### INFORMATION GIVEN

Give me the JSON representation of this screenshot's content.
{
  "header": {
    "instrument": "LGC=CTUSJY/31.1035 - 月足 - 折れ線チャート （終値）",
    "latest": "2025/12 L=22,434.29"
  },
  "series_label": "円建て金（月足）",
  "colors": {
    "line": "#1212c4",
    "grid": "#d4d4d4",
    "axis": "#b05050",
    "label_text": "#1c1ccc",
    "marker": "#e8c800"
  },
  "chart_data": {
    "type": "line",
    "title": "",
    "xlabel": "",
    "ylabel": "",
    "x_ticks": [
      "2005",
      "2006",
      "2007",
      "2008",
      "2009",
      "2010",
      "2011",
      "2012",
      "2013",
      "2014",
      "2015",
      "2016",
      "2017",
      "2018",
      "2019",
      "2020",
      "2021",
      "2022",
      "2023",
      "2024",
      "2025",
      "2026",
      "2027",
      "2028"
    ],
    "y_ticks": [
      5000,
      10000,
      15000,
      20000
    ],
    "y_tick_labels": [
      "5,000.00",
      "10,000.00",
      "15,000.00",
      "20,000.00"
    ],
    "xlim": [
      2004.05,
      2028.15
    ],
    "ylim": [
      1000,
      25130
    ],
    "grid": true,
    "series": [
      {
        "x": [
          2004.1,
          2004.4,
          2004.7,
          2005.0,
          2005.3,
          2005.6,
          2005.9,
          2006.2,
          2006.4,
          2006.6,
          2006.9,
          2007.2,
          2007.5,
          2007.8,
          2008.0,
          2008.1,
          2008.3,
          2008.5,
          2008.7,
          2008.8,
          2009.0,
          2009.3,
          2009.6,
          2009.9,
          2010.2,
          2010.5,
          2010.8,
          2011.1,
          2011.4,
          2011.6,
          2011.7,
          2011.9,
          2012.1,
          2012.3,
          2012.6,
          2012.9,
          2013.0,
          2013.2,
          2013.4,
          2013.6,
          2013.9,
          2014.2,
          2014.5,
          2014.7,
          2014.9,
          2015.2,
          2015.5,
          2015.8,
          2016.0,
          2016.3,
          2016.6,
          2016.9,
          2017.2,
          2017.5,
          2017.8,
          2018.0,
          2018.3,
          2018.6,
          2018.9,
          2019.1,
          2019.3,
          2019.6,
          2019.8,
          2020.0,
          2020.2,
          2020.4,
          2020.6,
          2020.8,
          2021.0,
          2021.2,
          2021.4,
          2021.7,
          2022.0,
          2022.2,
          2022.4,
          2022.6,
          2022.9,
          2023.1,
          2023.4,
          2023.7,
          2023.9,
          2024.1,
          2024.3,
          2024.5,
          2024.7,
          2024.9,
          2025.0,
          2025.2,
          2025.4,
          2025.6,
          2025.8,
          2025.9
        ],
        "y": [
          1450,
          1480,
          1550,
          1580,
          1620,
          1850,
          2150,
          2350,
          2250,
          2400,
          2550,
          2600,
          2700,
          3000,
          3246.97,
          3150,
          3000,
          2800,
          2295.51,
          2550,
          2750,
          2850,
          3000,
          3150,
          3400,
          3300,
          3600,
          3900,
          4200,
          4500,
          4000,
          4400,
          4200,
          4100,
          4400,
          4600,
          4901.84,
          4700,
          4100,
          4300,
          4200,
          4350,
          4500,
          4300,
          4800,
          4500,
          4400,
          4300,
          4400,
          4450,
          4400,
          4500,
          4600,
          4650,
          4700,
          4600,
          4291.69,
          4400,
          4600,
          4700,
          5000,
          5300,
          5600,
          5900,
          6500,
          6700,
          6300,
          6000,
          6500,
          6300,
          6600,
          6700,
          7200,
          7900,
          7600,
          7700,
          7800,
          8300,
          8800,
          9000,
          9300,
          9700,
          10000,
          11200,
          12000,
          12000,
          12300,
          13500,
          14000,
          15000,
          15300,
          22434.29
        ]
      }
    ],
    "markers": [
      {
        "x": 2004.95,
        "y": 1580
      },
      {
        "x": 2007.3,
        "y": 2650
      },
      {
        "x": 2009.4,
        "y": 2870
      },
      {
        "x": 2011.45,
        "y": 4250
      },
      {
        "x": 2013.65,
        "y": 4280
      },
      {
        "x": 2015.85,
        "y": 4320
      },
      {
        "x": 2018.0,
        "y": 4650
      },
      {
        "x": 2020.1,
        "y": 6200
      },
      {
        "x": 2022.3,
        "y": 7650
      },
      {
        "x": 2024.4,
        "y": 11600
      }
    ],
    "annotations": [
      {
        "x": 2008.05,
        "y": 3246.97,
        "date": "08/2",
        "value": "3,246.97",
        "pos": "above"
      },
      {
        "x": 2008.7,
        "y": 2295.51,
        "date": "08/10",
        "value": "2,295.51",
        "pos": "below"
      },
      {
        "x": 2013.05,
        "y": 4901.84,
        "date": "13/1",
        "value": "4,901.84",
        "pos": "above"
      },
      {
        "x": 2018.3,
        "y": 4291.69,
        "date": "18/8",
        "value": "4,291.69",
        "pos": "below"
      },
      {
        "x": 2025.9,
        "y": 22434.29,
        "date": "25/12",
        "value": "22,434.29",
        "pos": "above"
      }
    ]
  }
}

######

Write the data from above out again, exactly.

> **FINAL ANSWER**
Give me the JSON representation of this screenshot's content.
{
  "header": {
    "instrument": "LGC=CTUSJY/31.1035 - 月足 - 折れ線チャート （終値）",
    "latest": "2025/12 L=22,434.29"
  },
  "series_label": "円建て金（月足）",
  "colors": {
    "line": "#1212c4",
    "grid": "#d4d4d4",
    "axis": "#b05050",
    "label_text": "#1c1ccc",
    "marker": "#e8c800"
  },
  "chart_data": {
    "type": "line",
    "title": "",
    "xlabel": "",
    "ylabel": "",
    "x_ticks": [
      "2005",
      "2006",
      "2007",
      "2008",
      "2009",
      "2010",
      "2011",
      "2012",
      "2013",
      "2014",
      "2015",
      "2016",
      "2017",
      "2018",
      "2019",
      "2020",
      "2021",
      "2022",
      "2023",
      "2024",
      "2025",
      "2026",
      "2027",
      "2028"
    ],
    "y_ticks": [
      5000,
      10000,
      15000,
      20000
    ],
    "y_tick_labels": [
      "5,000.00",
      "10,000.00",
      "15,000.00",
      "20,000.00"
    ],
    "xlim": [
      2004.05,
      2028.15
    ],
    "ylim": [
      1000,
      25130
    ],
    "grid": true,
    "series": [
      {
        "x": [
          2004.1,
          2004.4,
          2004.7,
          2005.0,
          2005.3,
          2005.6,
          2005.9,
          2006.2,
          2006.4,
          2006.6,
          2006.9,
          2007.2,
          2007.5,
          2007.8,
          2008.0,
          2008.1,
          2008.3,
          2008.5,
          2008.7,
          2008.8,
          2009.0,
          2009.3,
          2009.6,
          2009.9,
          2010.2,
          2010.5,
          2010.8,
          2011.1,
          2011.4,
          2011.6,
          2011.7,
          2011.9,
          2012.1,
          2012.3,
          2012.6,
          2012.9,
          2013.0,
          2013.2,
          2013.4,
          2013.6,
          2013.9,
          2014.2,
          2014.5,
          2014.7,
          2014.9,
          2015.2,
          2015.5,
          2015.8,
          2016.0,
          2016.3,
          2016.6,
          2016.9,
          2017.2,
          2017.5,
          2017.8,
          2018.0,
          2018.3,
          2018.6,
          2018.9,
          2019.1,
          2019.3,
          2019.6,
          2019.8,
          2020.0,
          2020.2,
          2020.4,
          2020.6,
          2020.8,
          2021.0,
          2021.2,
          2021.4,
          2021.7,
          2022.0,
          2022.2,
          2022.4,
          2022.6,
          2022.9,
          2023.1,
          2023.4,
          2023.7,
          2023.9,
          2024.1,
          2024.3,
          2024.5,
          2024.7,
          2024.9,
          2025.0,
          2025.2,
          2025.4,
          2025.6,
          2025.8,
          2025.9
        ],
        "y": [
          1450,
          1480,
          1550,
          1580,
          1620,
          1850,
          2150,
          2350,
          2250,
          2400,
          2550,
          2600,
          2700,
          3000,
          3246.97,
          3150,
          3000,
          2800,
          2295.51,
          2550,
          2750,
          2850,
          3000,
          3150,
          3400,
          3300,
          3600,
          3900,
          4200,
          4500,
          4000,
          4400,
          4200,
          4100,
          4400,
          4600,
          4901.84,
          4700,
          4100,
          4300,
          4200,
          4350,
          4500,
          4300,
          4800,
          4500,
          4400,
          4300,
          4400,
          4450,
          4400,
          4500,
          4600,
          4650,
          4700,
          4600,
          4291.69,
          4400,
          4600,
          4700,
          5000,
          5300,
          5600,
          5900,
          6500,
          6700,
          6300,
          6000,
          6500,
          6300,
          6600,
          6700,
          7200,
          7900,
          7600,
          7700,
          7800,
          8300,
          8800,
          9000,
          9300,
          9700,
          10000,
          11200,
          12000,
          12000,
          12300,
          13500,
          14000,
          15000,
          15300,
          22434.29
        ]
      }
    ],
    "markers": [
      {
        "x": 2004.95,
        "y": 1580
      },
      {
        "x": 2007.3,
        "y": 2650
      },
      {
        "x": 2009.4,
        "y": 2870
      },
      {
        "x": 2011.45,
        "y": 4250
      },
      {
        "x": 2013.65,
        "y": 4280
      },
      {
        "x": 2015.85,
        "y": 4320
      },
      {
        "x": 2018.0,
        "y": 4650
      },
      {
        "x": 2020.1,
        "y": 6200
      },
      {
        "x": 2022.3,
        "y": 7650
      },
      {
        "x": 2024.4,
        "y": 11600
      }
    ],
    "annotations": [
      {
        "x": 2008.05,
        "y": 3246.97,
        "date": "08/2",
        "value": "3,246.97",
        "pos": "above"
      },
      {
        "x": 2008.7,
        "y": 2295.51,
        "date": "08/10",
        "value": "2,295.51",
        "pos": "below"
      },
      {
        "x": 2013.05,
        "y": 4901.84,
        "date": "13/1",
        "value": "4,901.84",
        "pos": "above"
      },
      {
        "x": 2018.3,
        "y": 4291.69,
        "date": "18/8",
        "value": "4,291.69",
        "pos": "below"
      },
      {
        "x": 2025.9,
        "y": 22434.29,
        "date": "25/12",
        "value": "22,434.29",
        "pos": "above"
      }
    ]
  }
}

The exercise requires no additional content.